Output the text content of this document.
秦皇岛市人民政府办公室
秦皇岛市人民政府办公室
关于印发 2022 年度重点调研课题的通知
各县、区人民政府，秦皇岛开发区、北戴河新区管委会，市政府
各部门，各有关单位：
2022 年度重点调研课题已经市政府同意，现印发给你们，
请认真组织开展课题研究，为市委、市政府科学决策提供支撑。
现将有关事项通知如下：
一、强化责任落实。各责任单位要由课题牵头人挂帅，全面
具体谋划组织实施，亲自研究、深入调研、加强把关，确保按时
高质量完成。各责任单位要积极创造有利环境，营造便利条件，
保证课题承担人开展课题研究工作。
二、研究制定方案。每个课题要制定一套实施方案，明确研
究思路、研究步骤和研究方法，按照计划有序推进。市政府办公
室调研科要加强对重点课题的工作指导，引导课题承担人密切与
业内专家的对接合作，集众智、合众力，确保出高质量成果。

--------------------------------------------------

▶ **Description of the task**:
Write the listing out again, exactly as it reads.

▶ **Output**:
Output the text content of this document.
秦皇岛市人民政府办公室
秦皇岛市人民政府办公室
关于印发 2022 年度重点调研课题的通知
各县、区人民政府，秦皇岛开发区、北戴河新区管委会，市政府
各部门，各有关单位：
2022 年度重点调研课题已经市政府同意，现印发给你们，
请认真组织开展课题研究，为市委、市政府科学决策提供支撑。
现将有关事项通知如下：
一、强化责任落实。各责任单位要由课题牵头人挂帅，全面
具体谋划组织实施，亲自研究、深入调研、加强把关，确保按时
高质量完成。各责任单位要积极创造有利环境，营造便利条件，
保证课题承担人开展课题研究工作。
二、研究制定方案。每个课题要制定一套实施方案，明确研
究思路、研究步骤和研究方法，按照计划有序推进。市政府办公
室调研科要加强对重点课题的工作指导，引导课题承担人密切与
业内专家的对接合作，集众智、合众力，确保出高质量成果。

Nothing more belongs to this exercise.